— Begin —
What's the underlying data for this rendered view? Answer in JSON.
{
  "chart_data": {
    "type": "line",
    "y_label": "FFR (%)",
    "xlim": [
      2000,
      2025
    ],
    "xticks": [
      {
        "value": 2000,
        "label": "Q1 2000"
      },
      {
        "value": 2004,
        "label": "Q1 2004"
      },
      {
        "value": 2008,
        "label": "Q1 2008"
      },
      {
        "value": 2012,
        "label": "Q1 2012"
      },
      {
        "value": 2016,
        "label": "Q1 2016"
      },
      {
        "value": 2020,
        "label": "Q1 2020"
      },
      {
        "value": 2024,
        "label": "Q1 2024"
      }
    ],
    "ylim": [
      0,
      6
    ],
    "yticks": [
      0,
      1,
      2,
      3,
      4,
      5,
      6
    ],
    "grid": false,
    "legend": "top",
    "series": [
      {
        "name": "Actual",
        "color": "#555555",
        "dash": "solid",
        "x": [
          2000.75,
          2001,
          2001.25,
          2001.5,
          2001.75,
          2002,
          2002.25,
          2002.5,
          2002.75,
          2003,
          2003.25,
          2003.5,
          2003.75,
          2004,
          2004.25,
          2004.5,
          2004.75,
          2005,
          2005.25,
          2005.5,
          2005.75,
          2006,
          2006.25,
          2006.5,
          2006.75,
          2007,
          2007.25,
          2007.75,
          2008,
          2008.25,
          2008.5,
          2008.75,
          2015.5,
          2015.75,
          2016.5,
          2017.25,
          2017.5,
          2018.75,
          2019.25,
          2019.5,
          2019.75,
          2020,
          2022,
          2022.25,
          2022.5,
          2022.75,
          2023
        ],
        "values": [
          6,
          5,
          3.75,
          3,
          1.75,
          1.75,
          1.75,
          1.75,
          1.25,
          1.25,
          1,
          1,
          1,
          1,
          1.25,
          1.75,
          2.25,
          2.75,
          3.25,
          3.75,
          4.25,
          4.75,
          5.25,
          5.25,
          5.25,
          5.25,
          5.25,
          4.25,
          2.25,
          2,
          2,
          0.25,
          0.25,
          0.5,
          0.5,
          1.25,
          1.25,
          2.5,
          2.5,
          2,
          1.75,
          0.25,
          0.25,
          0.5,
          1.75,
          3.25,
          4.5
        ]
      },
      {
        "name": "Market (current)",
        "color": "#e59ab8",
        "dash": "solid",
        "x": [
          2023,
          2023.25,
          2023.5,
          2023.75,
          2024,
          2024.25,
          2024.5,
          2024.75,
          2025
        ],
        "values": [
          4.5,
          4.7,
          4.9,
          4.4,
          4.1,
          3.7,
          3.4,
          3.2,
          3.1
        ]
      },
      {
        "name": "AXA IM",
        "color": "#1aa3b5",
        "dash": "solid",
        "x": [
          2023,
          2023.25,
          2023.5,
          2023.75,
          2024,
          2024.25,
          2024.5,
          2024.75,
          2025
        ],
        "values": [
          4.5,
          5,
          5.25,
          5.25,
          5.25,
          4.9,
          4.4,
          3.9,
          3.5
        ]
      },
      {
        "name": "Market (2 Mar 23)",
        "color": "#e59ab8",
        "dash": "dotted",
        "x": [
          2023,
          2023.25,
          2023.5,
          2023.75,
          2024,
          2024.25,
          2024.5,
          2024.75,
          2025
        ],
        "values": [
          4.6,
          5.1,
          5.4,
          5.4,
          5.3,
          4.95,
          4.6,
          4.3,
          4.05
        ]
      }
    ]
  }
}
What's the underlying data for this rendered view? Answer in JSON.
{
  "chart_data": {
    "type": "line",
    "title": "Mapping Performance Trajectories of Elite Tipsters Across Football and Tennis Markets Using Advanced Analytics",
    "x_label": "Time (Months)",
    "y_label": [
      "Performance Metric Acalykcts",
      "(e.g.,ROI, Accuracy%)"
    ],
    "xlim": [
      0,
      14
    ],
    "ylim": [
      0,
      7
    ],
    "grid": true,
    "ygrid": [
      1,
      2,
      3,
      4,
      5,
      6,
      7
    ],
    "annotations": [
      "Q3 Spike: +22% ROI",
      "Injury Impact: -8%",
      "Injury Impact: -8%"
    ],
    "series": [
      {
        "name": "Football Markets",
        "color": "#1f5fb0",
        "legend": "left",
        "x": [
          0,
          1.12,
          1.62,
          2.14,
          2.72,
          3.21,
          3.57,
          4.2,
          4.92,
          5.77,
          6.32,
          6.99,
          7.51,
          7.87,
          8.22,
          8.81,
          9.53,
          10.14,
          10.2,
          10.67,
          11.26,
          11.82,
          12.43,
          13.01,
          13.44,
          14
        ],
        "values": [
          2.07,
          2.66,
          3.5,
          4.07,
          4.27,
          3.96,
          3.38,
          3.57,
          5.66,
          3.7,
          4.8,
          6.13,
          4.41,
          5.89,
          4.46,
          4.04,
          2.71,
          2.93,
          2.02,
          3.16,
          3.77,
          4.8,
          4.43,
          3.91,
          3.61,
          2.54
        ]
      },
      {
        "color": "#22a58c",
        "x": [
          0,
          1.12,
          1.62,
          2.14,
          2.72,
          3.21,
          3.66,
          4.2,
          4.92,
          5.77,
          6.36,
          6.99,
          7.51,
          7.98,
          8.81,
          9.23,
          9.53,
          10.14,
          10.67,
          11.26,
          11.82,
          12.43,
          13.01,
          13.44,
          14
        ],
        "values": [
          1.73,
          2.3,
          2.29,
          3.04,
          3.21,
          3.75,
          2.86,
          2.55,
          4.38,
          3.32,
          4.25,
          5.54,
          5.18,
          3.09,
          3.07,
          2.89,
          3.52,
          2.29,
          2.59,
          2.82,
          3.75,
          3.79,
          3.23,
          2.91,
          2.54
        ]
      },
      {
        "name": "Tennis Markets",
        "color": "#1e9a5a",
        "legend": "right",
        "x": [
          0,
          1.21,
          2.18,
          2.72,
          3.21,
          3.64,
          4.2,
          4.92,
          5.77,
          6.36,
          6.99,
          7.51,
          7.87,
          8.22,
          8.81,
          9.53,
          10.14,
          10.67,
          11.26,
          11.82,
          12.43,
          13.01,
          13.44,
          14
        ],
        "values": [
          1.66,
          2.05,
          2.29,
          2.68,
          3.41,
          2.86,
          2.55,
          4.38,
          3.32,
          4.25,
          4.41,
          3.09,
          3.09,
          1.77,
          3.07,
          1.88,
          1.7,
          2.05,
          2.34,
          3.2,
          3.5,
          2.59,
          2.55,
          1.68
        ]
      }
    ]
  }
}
— End —
:: Exercise ::
Output each record exactly, leaving nothing out.

:: Completed exercise ::
What's the underlying data for this rendered view? Answer in JSON.
{
  "chart_data": {
    "type": "line",
    "y_label": "FFR (%)",
    "xlim": [
      2000,
      2025
    ],
    "xticks": [
      {
        "value": 2000,
        "label": "Q1 2000"
      },
      {
        "value": 2004,
        "label": "Q1 2004"
      },
      {
        "value": 2008,
        "label": "Q1 2008"
      },
      {
        "value": 2012,
        "label": "Q1 2012"
      },
      {
        "value": 2016,
        "label": "Q1 2016"
      },
      {
        "value": 2020,
        "label": "Q1 2020"
      },
      {
        "value": 2024,
        "label": "Q1 2024"
      }
    ],
    "ylim": [
      0,
      6
    ],
    "yticks": [
      0,
      1,
      2,
      3,
      4,
      5,
      6
    ],
    "grid": false,
    "legend": "top",
    "series": [
      {
        "name": "Actual",
        "color": "#555555",
        "dash": "solid",
        "x": [
          2000.75,
          2001,
          2001.25,
          2001.5,
          2001.75,
          2002,
          2002.25,
          2002.5,
          2002.75,
          2003,
          2003.25,
          2003.5,
          2003.75,
          2004,
          2004.25,
          2004.5,
          2004.75,
          2005,
          2005.25,
          2005.5,
          2005.75,
          2006,
          2006.25,
          2006.5,
          2006.75,
          2007,
          2007.25,
          2007.75,
          2008,
          2008.25,
          2008.5,
          2008.75,
          2015.5,
          2015.75,
          2016.5,
          2017.25,
          2017.5,
          2018.75,
          2019.25,
          2019.5,
          2019.75,
          2020,
          2022,
          2022.25,
          2022.5,
          2022.75,
          2023
        ],
        "values": [
          6,
          5,
          3.75,
          3,
          1.75,
          1.75,
          1.75,
          1.75,
          1.25,
          1.25,
          1,
          1,
          1,
          1,
          1.25,
          1.75,
          2.25,
          2.75,
          3.25,
          3.75,
          4.25,
          4.75,
          5.25,
          5.25,
          5.25,
          5.25,
          5.25,
          4.25,
          2.25,
          2,
          2,
          0.25,
          0.25,
          0.5,
          0.5,
          1.25,
          1.25,
          2.5,
          2.5,
          2,
          1.75,
          0.25,
          0.25,
          0.5,
          1.75,
          3.25,
          4.5
        ]
      },
      {
        "name": "Market (current)",
        "color": "#e59ab8",
        "dash": "solid",
        "x": [
          2023,
          2023.25,
          2023.5,
          2023.75,
          2024,
          2024.25,
          2024.5,
          2024.75,
          2025
        ],
        "values": [
          4.5,
          4.7,
          4.9,
          4.4,
          4.1,
          3.7,
          3.4,
          3.2,
          3.1
        ]
      },
      {
        "name": "AXA IM",
        "color": "#1aa3b5",
        "dash": "solid",
        "x": [
          2023,
          2023.25,
          2023.5,
          2023.75,
          2024,
          2024.25,
          2024.5,
          2024.75,
          2025
        ],
        "values": [
          4.5,
          5,
          5.25,
          5.25,
          5.25,
          4.9,
          4.4,
          3.9,
          3.5
        ]
      },
      {
        "name": "Market (2 Mar 23)",
        "color": "#e59ab8",
        "dash": "dotted",
        "x": [
          2023,
          2023.25,
          2023.5,
          2023.75,
          2024,
          2024.25,
          2024.5,
          2024.75,
          2025
        ],
        "values": [
          4.6,
          5.1,
          5.4,
          5.4,
          5.3,
          4.95,
          4.6,
          4.3,
          4.05
        ]
      }
    ]
  }
}
What's the underlying data for this rendered view? Answer in JSON.
{
  "chart_data": {
    "type": "line",
    "title": "Mapping Performance Trajectories of Elite Tipsters Across Football and Tennis Markets Using Advanced Analytics",
    "x_label": "Time (Months)",
    "y_label": [
      "Performance Metric Acalykcts",
      "(e.g.,ROI, Accuracy%)"
    ],
    "xlim": [
      0,
      14
    ],
    "ylim": [
      0,
      7
    ],
    "grid": true,
    "ygrid": [
      1,
      2,
      3,
      4,
      5,
      6,
      7
    ],
    "annotations": [
      "Q3 Spike: +22% ROI",
      "Injury Impact: -8%",
      "Injury Impact: -8%"
    ],
    "series": [
      {
        "name": "Football Markets",
        "color": "#1f5fb0",
        "legend": "left",
        "x": [
          0,
          1.12,
          1.62,
          2.14,
          2.72,
          3.21,
          3.57,
          4.2,
          4.92,
          5.77,
          6.32,
          6.99,
          7.51,
          7.87,
          8.22,
          8.81,
          9.53,
          10.14,
          10.2,
          10.67,
          11.26,
          11.82,
          12.43,
          13.01,
          13.44,
          14
        ],
        "values": [
          2.07,
          2.66,
          3.5,
          4.07,
          4.27,
          3.96,
          3.38,
          3.57,
          5.66,
          3.7,
          4.8,
          6.13,
          4.41,
          5.89,
          4.46,
          4.04,
          2.71,
          2.93,
          2.02,
          3.16,
          3.77,
          4.8,
          4.43,
          3.91,
          3.61,
          2.54
        ]
      },
      {
        "color": "#22a58c",
        "x": [
          0,
          1.12,
          1.62,
          2.14,
          2.72,
          3.21,
          3.66,
          4.2,
          4.92,
          5.77,
          6.36,
          6.99,
          7.51,
          7.98,
          8.81,
          9.23,
          9.53,
          10.14,
          10.67,
          11.26,
          11.82,
          12.43,
          13.01,
          13.44,
          14
        ],
        "values": [
          1.73,
          2.3,
          2.29,
          3.04,
          3.21,
          3.75,
          2.86,
          2.55,
          4.38,
          3.32,
          4.25,
          5.54,
          5.18,
          3.09,
          3.07,
          2.89,
          3.52,
          2.29,
          2.59,
          2.82,
          3.75,
          3.79,
          3.23,
          2.91,
          2.54
        ]
      },
      {
        "name": "Tennis Markets",
        "color": "#1e9a5a",
        "legend": "right",
        "x": [
          0,
          1.21,
          2.18,
          2.72,
          3.21,
          3.64,
          4.2,
          4.92,
          5.77,
          6.36,
          6.99,
          7.51,
          7.87,
          8.22,
          8.81,
          9.53,
          10.14,
          10.67,
          11.26,
          11.82,
          12.43,
          13.01,
          13.44,
          14
        ],
        "values": [
          1.66,
          2.05,
          2.29,
          2.68,
          3.41,
          2.86,
          2.55,
          4.38,
          3.32,
          4.25,
          4.41,
          3.09,
          3.09,
          1.77,
          3.07,
          1.88,
          1.7,
          2.05,
          2.34,
          3.2,
          3.5,
          2.59,
          2.55,
          1.68
        ]
      }
    ]
  }
}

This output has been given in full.